| Written exercise |
Return the records, each one exactly as written.

| Stored records |
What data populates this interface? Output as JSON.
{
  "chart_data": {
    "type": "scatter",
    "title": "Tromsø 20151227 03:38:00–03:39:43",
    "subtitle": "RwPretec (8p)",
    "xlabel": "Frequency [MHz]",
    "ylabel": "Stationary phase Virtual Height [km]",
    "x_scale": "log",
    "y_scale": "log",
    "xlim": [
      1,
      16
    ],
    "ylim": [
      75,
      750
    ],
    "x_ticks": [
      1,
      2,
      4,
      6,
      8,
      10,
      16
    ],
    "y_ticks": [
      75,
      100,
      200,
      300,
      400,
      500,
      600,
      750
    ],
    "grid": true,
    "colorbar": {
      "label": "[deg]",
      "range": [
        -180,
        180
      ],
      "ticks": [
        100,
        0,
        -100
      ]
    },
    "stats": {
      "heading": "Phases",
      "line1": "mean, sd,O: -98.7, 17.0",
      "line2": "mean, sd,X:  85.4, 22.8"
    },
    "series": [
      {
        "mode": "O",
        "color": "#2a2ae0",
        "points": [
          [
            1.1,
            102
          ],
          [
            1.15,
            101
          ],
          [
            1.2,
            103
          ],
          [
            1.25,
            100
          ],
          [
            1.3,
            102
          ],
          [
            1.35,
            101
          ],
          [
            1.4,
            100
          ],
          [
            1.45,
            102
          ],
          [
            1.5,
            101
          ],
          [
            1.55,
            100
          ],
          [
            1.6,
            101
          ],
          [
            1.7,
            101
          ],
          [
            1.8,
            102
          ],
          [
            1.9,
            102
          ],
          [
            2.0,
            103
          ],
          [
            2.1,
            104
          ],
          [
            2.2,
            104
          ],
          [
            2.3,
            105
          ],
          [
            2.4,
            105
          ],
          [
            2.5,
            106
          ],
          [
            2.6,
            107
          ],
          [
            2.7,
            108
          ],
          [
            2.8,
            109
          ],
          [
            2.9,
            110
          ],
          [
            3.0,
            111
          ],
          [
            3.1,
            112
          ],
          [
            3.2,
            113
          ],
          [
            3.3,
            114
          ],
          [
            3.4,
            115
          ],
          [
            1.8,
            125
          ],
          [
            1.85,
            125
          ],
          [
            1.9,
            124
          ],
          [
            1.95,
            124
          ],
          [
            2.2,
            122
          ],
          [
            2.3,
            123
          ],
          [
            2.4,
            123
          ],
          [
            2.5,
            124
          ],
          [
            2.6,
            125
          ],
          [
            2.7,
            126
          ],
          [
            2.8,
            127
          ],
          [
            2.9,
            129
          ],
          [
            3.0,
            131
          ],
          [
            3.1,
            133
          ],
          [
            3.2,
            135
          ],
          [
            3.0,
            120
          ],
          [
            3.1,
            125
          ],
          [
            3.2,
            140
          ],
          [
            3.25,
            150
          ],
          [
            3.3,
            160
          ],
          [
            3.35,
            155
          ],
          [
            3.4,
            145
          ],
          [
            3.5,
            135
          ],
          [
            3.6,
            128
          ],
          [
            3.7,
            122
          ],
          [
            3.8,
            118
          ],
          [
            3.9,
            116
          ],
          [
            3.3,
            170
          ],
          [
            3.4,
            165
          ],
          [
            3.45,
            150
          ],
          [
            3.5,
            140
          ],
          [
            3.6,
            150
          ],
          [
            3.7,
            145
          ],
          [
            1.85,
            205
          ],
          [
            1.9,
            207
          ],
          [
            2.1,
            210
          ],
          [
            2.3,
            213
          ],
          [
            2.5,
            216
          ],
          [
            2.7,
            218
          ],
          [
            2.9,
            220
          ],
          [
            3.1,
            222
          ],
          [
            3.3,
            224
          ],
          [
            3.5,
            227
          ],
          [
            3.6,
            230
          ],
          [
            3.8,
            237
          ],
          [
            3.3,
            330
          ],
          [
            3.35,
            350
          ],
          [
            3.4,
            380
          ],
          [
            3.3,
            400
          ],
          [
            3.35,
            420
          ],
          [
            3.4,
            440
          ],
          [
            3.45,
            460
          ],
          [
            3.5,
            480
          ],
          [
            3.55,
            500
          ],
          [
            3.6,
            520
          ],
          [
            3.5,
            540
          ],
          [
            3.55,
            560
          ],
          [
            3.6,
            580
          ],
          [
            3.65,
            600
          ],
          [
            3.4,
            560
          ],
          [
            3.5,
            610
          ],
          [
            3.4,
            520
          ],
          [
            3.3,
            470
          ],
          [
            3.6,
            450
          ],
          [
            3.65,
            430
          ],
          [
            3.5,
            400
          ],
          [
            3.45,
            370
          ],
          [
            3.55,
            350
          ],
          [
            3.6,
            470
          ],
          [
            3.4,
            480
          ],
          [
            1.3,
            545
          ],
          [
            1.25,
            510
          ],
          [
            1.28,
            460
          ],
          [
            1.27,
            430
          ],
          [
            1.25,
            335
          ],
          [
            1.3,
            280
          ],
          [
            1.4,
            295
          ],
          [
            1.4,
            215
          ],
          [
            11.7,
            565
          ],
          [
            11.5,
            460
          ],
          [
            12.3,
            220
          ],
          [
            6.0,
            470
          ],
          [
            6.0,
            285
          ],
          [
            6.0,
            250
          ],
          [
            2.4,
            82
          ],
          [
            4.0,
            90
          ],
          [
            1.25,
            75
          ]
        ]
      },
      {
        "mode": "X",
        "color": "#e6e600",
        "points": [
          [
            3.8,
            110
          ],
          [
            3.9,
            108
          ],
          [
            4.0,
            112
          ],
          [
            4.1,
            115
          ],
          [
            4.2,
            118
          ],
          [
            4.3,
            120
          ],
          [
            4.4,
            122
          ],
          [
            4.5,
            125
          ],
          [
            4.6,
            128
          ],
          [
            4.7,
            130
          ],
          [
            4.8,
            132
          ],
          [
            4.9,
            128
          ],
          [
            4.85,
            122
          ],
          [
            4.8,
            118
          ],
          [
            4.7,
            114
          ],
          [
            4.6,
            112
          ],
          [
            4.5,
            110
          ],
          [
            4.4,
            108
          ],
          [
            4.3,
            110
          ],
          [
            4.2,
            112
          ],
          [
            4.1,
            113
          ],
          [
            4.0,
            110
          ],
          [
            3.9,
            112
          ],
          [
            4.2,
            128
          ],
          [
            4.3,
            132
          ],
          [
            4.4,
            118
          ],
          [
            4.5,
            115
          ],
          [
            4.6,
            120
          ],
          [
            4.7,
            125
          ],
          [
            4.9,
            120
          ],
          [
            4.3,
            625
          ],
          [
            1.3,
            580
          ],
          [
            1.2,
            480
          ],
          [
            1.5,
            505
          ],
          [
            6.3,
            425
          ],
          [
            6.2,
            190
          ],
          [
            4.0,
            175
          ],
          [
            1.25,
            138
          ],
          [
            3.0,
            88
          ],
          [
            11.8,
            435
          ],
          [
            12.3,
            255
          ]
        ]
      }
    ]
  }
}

| Written answer |
What data populates this interface? Output as JSON.
{
  "chart_data": {
    "type": "scatter",
    "title": "Tromsø 20151227 03:38:00–03:39:43",
    "subtitle": "RwPretec (8p)",
    "xlabel": "Frequency [MHz]",
    "ylabel": "Stationary phase Virtual Height [km]",
    "x_scale": "log",
    "y_scale": "log",
    "xlim": [
      1,
      16
    ],
    "ylim": [
      75,
      750
    ],
    "x_ticks": [
      1,
      2,
      4,
      6,
      8,
      10,
      16
    ],
    "y_ticks": [
      75,
      100,
      200,
      300,
      400,
      500,
      600,
      750
    ],
    "grid": true,
    "colorbar": {
      "label": "[deg]",
      "range": [
        -180,
        180
      ],
      "ticks": [
        100,
        0,
        -100
      ]
    },
    "stats": {
      "heading": "Phases",
      "line1": "mean, sd,O: -98.7, 17.0",
      "line2": "mean, sd,X:  85.4, 22.8"
    },
    "series": [
      {
        "mode": "O",
        "color": "#2a2ae0",
        "points": [
          [
            1.1,
            102
          ],
          [
            1.15,
            101
          ],
          [
            1.2,
            103
          ],
          [
            1.25,
            100
          ],
          [
            1.3,
            102
          ],
          [
            1.35,
            101
          ],
          [
            1.4,
            100
          ],
          [
            1.45,
            102
          ],
          [
            1.5,
            101
          ],
          [
            1.55,
            100
          ],
          [
            1.6,
            101
          ],
          [
            1.7,
            101
          ],
          [
            1.8,
            102
          ],
          [
            1.9,
            102
          ],
          [
            2.0,
            103
          ],
          [
            2.1,
            104
          ],
          [
            2.2,
            104
          ],
          [
            2.3,
            105
          ],
          [
            2.4,
            105
          ],
          [
            2.5,
            106
          ],
          [
            2.6,
            107
          ],
          [
            2.7,
            108
          ],
          [
            2.8,
            109
          ],
          [
            2.9,
            110
          ],
          [
            3.0,
            111
          ],
          [
            3.1,
            112
          ],
          [
            3.2,
            113
          ],
          [
            3.3,
            114
          ],
          [
            3.4,
            115
          ],
          [
            1.8,
            125
          ],
          [
            1.85,
            125
          ],
          [
            1.9,
            124
          ],
          [
            1.95,
            124
          ],
          [
            2.2,
            122
          ],
          [
            2.3,
            123
          ],
          [
            2.4,
            123
          ],
          [
            2.5,
            124
          ],
          [
            2.6,
            125
          ],
          [
            2.7,
            126
          ],
          [
            2.8,
            127
          ],
          [
            2.9,
            129
          ],
          [
            3.0,
            131
          ],
          [
            3.1,
            133
          ],
          [
            3.2,
            135
          ],
          [
            3.0,
            120
          ],
          [
            3.1,
            125
          ],
          [
            3.2,
            140
          ],
          [
            3.25,
            150
          ],
          [
            3.3,
            160
          ],
          [
            3.35,
            155
          ],
          [
            3.4,
            145
          ],
          [
            3.5,
            135
          ],
          [
            3.6,
            128
          ],
          [
            3.7,
            122
          ],
          [
            3.8,
            118
          ],
          [
            3.9,
            116
          ],
          [
            3.3,
            170
          ],
          [
            3.4,
            165
          ],
          [
            3.45,
            150
          ],
          [
            3.5,
            140
          ],
          [
            3.6,
            150
          ],
          [
            3.7,
            145
          ],
          [
            1.85,
            205
          ],
          [
            1.9,
            207
          ],
          [
            2.1,
            210
          ],
          [
            2.3,
            213
          ],
          [
            2.5,
            216
          ],
          [
            2.7,
            218
          ],
          [
            2.9,
            220
          ],
          [
            3.1,
            222
          ],
          [
            3.3,
            224
          ],
          [
            3.5,
            227
          ],
          [
            3.6,
            230
          ],
          [
            3.8,
            237
          ],
          [
            3.3,
            330
          ],
          [
            3.35,
            350
          ],
          [
            3.4,
            380
          ],
          [
            3.3,
            400
          ],
          [
            3.35,
            420
          ],
          [
            3.4,
            440
          ],
          [
            3.45,
            460
          ],
          [
            3.5,
            480
          ],
          [
            3.55,
            500
          ],
          [
            3.6,
            520
          ],
          [
            3.5,
            540
          ],
          [
            3.55,
            560
          ],
          [
            3.6,
            580
          ],
          [
            3.65,
            600
          ],
          [
            3.4,
            560
          ],
          [
            3.5,
            610
          ],
          [
            3.4,
            520
          ],
          [
            3.3,
            470
          ],
          [
            3.6,
            450
          ],
          [
            3.65,
            430
          ],
          [
            3.5,
            400
          ],
          [
            3.45,
            370
          ],
          [
            3.55,
            350
          ],
          [
            3.6,
            470
          ],
          [
            3.4,
            480
          ],
          [
            1.3,
            545
          ],
          [
            1.25,
            510
          ],
          [
            1.28,
            460
          ],
          [
            1.27,
            430
          ],
          [
            1.25,
            335
          ],
          [
            1.3,
            280
          ],
          [
            1.4,
            295
          ],
          [
            1.4,
            215
          ],
          [
            11.7,
            565
          ],
          [
            11.5,
            460
          ],
          [
            12.3,
            220
          ],
          [
            6.0,
            470
          ],
          [
            6.0,
            285
          ],
          [
            6.0,
            250
          ],
          [
            2.4,
            82
          ],
          [
            4.0,
            90
          ],
          [
            1.25,
            75
          ]
        ]
      },
      {
        "mode": "X",
        "color": "#e6e600",
        "points": [
          [
            3.8,
            110
          ],
          [
            3.9,
            108
          ],
          [
            4.0,
            112
          ],
          [
            4.1,
            115
          ],
          [
            4.2,
            118
          ],
          [
            4.3,
            120
          ],
          [
            4.4,
            122
          ],
          [
            4.5,
            125
          ],
          [
            4.6,
            128
          ],
          [
            4.7,
            130
          ],
          [
            4.8,
            132
          ],
          [
            4.9,
            128
          ],
          [
            4.85,
            122
          ],
          [
            4.8,
            118
          ],
          [
            4.7,
            114
          ],
          [
            4.6,
            112
          ],
          [
            4.5,
            110
          ],
          [
            4.4,
            108
          ],
          [
            4.3,
            110
          ],
          [
            4.2,
            112
          ],
          [
            4.1,
            113
          ],
          [
            4.0,
            110
          ],
          [
            3.9,
            112
          ],
          [
            4.2,
            128
          ],
          [
            4.3,
            132
          ],
          [
            4.4,
            118
          ],
          [
            4.5,
            115
          ],
          [
            4.6,
            120
          ],
          [
            4.7,
            125
          ],
          [
            4.9,
            120
          ],
          [
            4.3,
            625
          ],
          [
            1.3,
            580
          ],
          [
            1.2,
            480
          ],
          [
            1.5,
            505
          ],
          [
            6.3,
            425
          ],
          [
            6.2,
            190
          ],
          [
            4.0,
            175
          ],
          [
            1.25,
            138
          ],
          [
            3.0,
            88
          ],
          [
            11.8,
            435
          ],
          [
            12.3,
            255
          ]
        ]
      }
    ]
  }
}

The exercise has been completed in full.